AIM: Reproduce all entries verbatim, with nothing added or dropped.

Items from a figure collection:

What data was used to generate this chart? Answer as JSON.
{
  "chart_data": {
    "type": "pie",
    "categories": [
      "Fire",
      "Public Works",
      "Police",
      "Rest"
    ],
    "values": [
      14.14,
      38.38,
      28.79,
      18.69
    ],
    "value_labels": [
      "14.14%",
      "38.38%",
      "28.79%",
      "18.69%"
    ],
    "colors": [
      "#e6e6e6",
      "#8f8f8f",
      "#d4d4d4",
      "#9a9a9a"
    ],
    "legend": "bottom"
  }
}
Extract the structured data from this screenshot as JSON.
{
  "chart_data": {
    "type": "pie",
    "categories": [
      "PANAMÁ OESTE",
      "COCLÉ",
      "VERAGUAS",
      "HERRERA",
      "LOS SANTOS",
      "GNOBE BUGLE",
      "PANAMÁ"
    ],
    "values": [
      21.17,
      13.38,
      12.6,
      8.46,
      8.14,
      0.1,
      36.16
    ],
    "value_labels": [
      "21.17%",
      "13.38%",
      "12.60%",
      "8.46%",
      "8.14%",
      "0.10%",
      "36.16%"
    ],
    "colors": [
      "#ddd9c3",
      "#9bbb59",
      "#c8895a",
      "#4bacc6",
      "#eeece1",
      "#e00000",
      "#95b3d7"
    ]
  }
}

RESULT BELOW:
What data was used to generate this chart? Answer as JSON.
{
  "chart_data": {
    "type": "pie",
    "categories": [
      "Fire",
      "Public Works",
      "Police",
      "Rest"
    ],
    "values": [
      14.14,
      38.38,
      28.79,
      18.69
    ],
    "value_labels": [
      "14.14%",
      "38.38%",
      "28.79%",
      "18.69%"
    ],
    "colors": [
      "#e6e6e6",
      "#8f8f8f",
      "#d4d4d4",
      "#9a9a9a"
    ],
    "legend": "bottom"
  }
}
Extract the structured data from this screenshot as JSON.
{
  "chart_data": {
    "type": "pie",
    "categories": [
      "PANAMÁ OESTE",
      "COCLÉ",
      "VERAGUAS",
      "HERRERA",
      "LOS SANTOS",
      "GNOBE BUGLE",
      "PANAMÁ"
    ],
    "values": [
      21.17,
      13.38,
      12.6,
      8.46,
      8.14,
      0.1,
      36.16
    ],
    "value_labels": [
      "21.17%",
      "13.38%",
      "12.60%",
      "8.46%",
      "8.14%",
      "0.10%",
      "36.16%"
    ],
    "colors": [
      "#ddd9c3",
      "#9bbb59",
      "#c8895a",
      "#4bacc6",
      "#eeece1",
      "#e00000",
      "#95b3d7"
    ]
  }
}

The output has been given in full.